- [Record extracts]:
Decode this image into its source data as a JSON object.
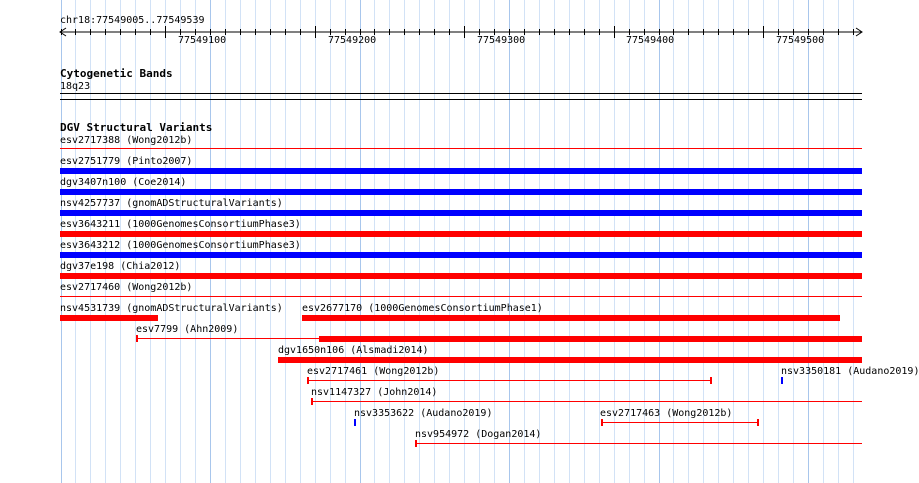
{
  "ruler": {
    "region": "chr18:77549005..77549539",
    "ticks": [
      "77549100",
      "77549200",
      "77549300",
      "77549400",
      "77549500"
    ]
  },
  "cytoband": {
    "track_title": "Cytogenetic Bands",
    "band": "18q23"
  },
  "dgv": {
    "track_title": "DGV Structural Variants",
    "colors": {
      "gain": "#0000ff",
      "loss": "#ff0000",
      "line": "#ff0000"
    },
    "features": [
      {
        "label": "esv2717388 (Wong2012b)",
        "kind": "line"
      },
      {
        "label": "esv2751779 (Pinto2007)",
        "kind": "gain"
      },
      {
        "label": "dgv3407n100 (Coe2014)",
        "kind": "gain"
      },
      {
        "label": "nsv4257737 (gnomADStructuralVariants)",
        "kind": "gain"
      },
      {
        "label": "esv3643211 (1000GenomesConsortiumPhase3)",
        "kind": "loss"
      },
      {
        "label": "esv3643212 (1000GenomesConsortiumPhase3)",
        "kind": "gain"
      },
      {
        "label": "dgv37e198 (Chia2012)",
        "kind": "loss"
      },
      {
        "label": "esv2717460 (Wong2012b)",
        "kind": "line"
      },
      {
        "label": "nsv4531739 (gnomADStructuralVariants)",
        "kind": "loss"
      },
      {
        "label": "esv2677170 (1000GenomesConsortiumPhase1)",
        "kind": "loss"
      },
      {
        "label": "esv7799 (Ahn2009)",
        "kind": "line"
      },
      {
        "label": "",
        "kind": "loss"
      },
      {
        "label": "dgv1650n106 (Alsmadi2014)",
        "kind": "loss"
      },
      {
        "label": "esv2717461 (Wong2012b)",
        "kind": "line"
      },
      {
        "label": "nsv3350181 (Audano2019)",
        "kind": "gain"
      },
      {
        "label": "nsv1147327 (John2014)",
        "kind": "line"
      },
      {
        "label": "nsv3353622 (Audano2019)",
        "kind": "gain"
      },
      {
        "label": "esv2717463 (Wong2012b)",
        "kind": "line"
      },
      {
        "label": "nsv954972 (Dogan2014)",
        "kind": "line"
      }
    ]
  }
}
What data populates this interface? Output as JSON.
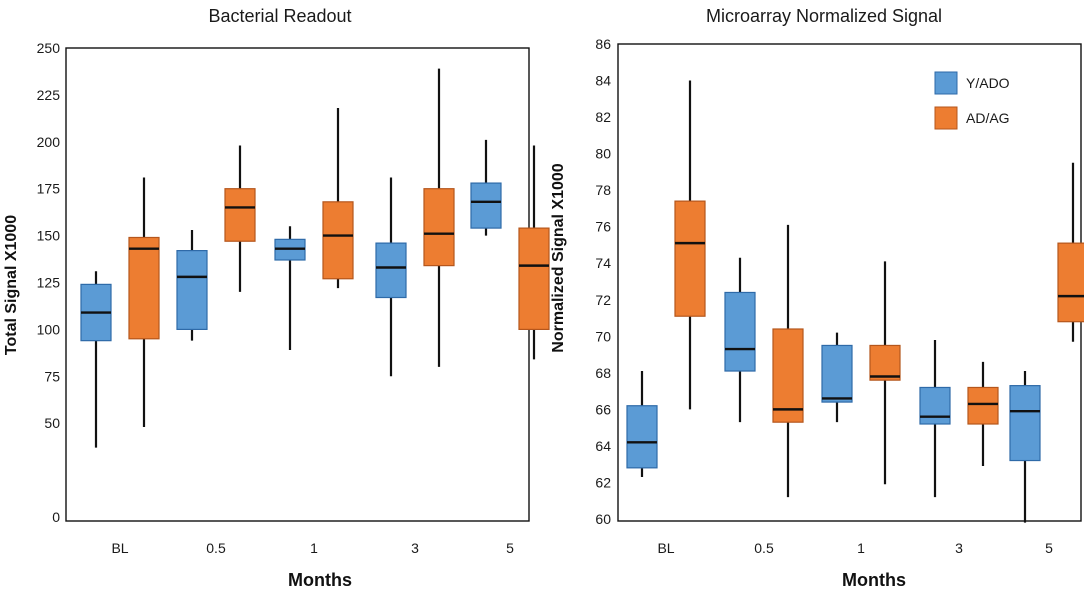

- [Exercise aim]:
Write out every line above exactly, minus images.

- [Solution to the exercise]:
Decode this image into its source data as a JSON object.
{
  "ruler": {
    "region": "chr18:77549005..77549539",
    "ticks": [
      "77549100",
      "77549200",
      "77549300",
      "77549400",
      "77549500"
    ]
  },
  "cytoband": {
    "track_title": "Cytogenetic Bands",
    "band": "18q23"
  },
  "dgv": {
    "track_title": "DGV Structural Variants",
    "colors": {
      "gain": "#0000ff",
      "loss": "#ff0000",
      "line": "#ff0000"
    },
    "features": [
      {
        "label": "esv2717388 (Wong2012b)",
        "kind": "line"
      },
      {
        "label": "esv2751779 (Pinto2007)",
        "kind": "gain"
      },
      {
        "label": "dgv3407n100 (Coe2014)",
        "kind": "gain"
      },
      {
        "label": "nsv4257737 (gnomADStructuralVariants)",
        "kind": "gain"
      },
      {
        "label": "esv3643211 (1000GenomesConsortiumPhase3)",
        "kind": "loss"
      },
      {
        "label": "esv3643212 (1000GenomesConsortiumPhase3)",
        "kind": "gain"
      },
      {
        "label": "dgv37e198 (Chia2012)",
        "kind": "loss"
      },
      {
        "label": "esv2717460 (Wong2012b)",
        "kind": "line"
      },
      {
        "label": "nsv4531739 (gnomADStructuralVariants)",
        "kind": "loss"
      },
      {
        "label": "esv2677170 (1000GenomesConsortiumPhase1)",
        "kind": "loss"
      },
      {
        "label": "esv7799 (Ahn2009)",
        "kind": "line"
      },
      {
        "label": "",
        "kind": "loss"
      },
      {
        "label": "dgv1650n106 (Alsmadi2014)",
        "kind": "loss"
      },
      {
        "label": "esv2717461 (Wong2012b)",
        "kind": "line"
      },
      {
        "label": "nsv3350181 (Audano2019)",
        "kind": "gain"
      },
      {
        "label": "nsv1147327 (John2014)",
        "kind": "line"
      },
      {
        "label": "nsv3353622 (Audano2019)",
        "kind": "gain"
      },
      {
        "label": "esv2717463 (Wong2012b)",
        "kind": "line"
      },
      {
        "label": "nsv954972 (Dogan2014)",
        "kind": "line"
      }
    ]
  }
}
What data populates this interface? Output as JSON.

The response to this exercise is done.